Given instruction: Extract every line where the string "stroke" appears.

─── Exercise material

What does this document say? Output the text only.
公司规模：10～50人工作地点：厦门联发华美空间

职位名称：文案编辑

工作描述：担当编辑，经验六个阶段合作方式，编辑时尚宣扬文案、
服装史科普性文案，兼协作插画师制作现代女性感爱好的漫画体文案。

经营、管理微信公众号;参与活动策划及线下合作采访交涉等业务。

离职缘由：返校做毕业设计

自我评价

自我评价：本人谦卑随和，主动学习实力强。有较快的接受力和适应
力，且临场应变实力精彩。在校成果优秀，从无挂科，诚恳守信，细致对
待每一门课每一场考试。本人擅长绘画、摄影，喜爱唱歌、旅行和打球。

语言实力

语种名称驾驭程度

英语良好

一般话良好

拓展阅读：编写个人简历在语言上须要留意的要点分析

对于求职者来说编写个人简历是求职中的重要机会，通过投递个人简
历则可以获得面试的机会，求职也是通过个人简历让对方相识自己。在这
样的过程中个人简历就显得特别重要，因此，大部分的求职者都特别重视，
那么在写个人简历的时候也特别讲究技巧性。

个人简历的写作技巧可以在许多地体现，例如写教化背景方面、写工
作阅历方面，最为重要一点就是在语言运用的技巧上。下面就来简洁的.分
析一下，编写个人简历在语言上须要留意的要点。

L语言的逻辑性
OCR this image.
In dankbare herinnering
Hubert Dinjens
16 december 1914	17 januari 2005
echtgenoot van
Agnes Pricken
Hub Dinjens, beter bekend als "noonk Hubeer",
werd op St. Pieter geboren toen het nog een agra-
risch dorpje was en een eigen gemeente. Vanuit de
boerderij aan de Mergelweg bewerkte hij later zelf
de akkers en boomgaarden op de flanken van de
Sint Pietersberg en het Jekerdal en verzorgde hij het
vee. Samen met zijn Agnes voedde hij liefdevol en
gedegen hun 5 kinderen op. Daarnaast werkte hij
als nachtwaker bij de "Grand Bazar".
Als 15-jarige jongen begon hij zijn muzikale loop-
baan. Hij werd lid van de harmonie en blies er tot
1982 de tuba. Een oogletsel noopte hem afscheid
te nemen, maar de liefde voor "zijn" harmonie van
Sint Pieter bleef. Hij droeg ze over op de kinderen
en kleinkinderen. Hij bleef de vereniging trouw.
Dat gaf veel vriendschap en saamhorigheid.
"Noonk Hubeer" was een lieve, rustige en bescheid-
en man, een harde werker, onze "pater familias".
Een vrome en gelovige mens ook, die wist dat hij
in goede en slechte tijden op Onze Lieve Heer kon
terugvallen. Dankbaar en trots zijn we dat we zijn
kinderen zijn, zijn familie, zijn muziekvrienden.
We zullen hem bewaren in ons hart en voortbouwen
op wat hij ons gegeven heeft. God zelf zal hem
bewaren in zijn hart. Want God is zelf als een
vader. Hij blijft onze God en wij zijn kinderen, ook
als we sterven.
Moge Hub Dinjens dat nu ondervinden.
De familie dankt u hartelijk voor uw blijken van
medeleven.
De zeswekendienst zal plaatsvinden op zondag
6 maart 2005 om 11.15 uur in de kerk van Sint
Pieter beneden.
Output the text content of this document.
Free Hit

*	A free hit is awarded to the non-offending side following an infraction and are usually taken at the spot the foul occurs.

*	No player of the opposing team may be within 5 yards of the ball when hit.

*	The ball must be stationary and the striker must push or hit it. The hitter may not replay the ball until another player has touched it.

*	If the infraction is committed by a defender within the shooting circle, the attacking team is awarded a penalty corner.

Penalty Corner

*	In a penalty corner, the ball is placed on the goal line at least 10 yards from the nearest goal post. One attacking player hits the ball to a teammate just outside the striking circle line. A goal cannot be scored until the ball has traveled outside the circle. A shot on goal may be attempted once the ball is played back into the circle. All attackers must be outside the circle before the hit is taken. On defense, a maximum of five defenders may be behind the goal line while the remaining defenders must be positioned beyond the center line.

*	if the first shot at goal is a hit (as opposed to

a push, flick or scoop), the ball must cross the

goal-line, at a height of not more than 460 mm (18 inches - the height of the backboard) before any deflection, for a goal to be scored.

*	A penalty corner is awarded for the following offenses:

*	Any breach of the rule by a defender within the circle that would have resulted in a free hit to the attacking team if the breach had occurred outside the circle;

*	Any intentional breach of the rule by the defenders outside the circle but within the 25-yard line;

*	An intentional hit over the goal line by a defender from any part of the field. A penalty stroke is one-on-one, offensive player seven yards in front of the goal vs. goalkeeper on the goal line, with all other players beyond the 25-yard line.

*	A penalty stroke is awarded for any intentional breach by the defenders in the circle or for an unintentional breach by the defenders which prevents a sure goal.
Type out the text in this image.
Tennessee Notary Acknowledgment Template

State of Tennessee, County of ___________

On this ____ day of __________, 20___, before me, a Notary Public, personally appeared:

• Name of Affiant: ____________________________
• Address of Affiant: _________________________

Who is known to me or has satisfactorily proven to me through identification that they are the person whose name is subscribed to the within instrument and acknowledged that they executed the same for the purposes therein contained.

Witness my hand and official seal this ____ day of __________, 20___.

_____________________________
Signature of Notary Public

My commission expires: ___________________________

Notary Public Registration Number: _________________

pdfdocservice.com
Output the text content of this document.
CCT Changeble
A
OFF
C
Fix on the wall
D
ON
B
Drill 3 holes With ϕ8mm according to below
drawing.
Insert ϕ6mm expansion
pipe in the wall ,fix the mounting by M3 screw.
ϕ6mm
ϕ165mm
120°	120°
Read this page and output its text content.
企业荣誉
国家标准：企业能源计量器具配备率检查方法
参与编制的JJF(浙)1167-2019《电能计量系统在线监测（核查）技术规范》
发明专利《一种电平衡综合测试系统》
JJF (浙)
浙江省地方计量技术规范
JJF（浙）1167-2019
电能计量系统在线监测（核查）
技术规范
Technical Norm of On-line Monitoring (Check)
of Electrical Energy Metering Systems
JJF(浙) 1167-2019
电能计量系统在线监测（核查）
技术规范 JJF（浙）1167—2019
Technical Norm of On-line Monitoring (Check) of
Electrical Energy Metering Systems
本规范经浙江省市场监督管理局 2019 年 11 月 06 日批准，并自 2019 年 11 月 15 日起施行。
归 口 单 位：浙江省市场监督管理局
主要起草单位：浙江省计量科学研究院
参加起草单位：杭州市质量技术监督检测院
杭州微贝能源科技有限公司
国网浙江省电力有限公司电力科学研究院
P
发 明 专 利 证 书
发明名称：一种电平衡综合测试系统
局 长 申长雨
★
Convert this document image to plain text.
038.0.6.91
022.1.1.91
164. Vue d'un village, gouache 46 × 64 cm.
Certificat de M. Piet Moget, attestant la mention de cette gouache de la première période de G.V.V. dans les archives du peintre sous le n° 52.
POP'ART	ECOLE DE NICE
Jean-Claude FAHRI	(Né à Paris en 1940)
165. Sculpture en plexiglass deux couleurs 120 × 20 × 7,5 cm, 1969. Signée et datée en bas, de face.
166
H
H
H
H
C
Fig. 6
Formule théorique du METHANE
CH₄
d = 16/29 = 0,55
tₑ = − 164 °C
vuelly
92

──────

Exercise answer:
*	An intentional hit over the goal line by a defender from any part of the field. A penalty stroke is one-on-one, offensive player seven yards in front of the goal vs. goalkeeper on the goal line, with all other players beyond the 25-yard line.
*	A penalty stroke is awarded for any intentional breach by the defenders in the circle or for an unintentional breach by the defenders which prevents a sure goal.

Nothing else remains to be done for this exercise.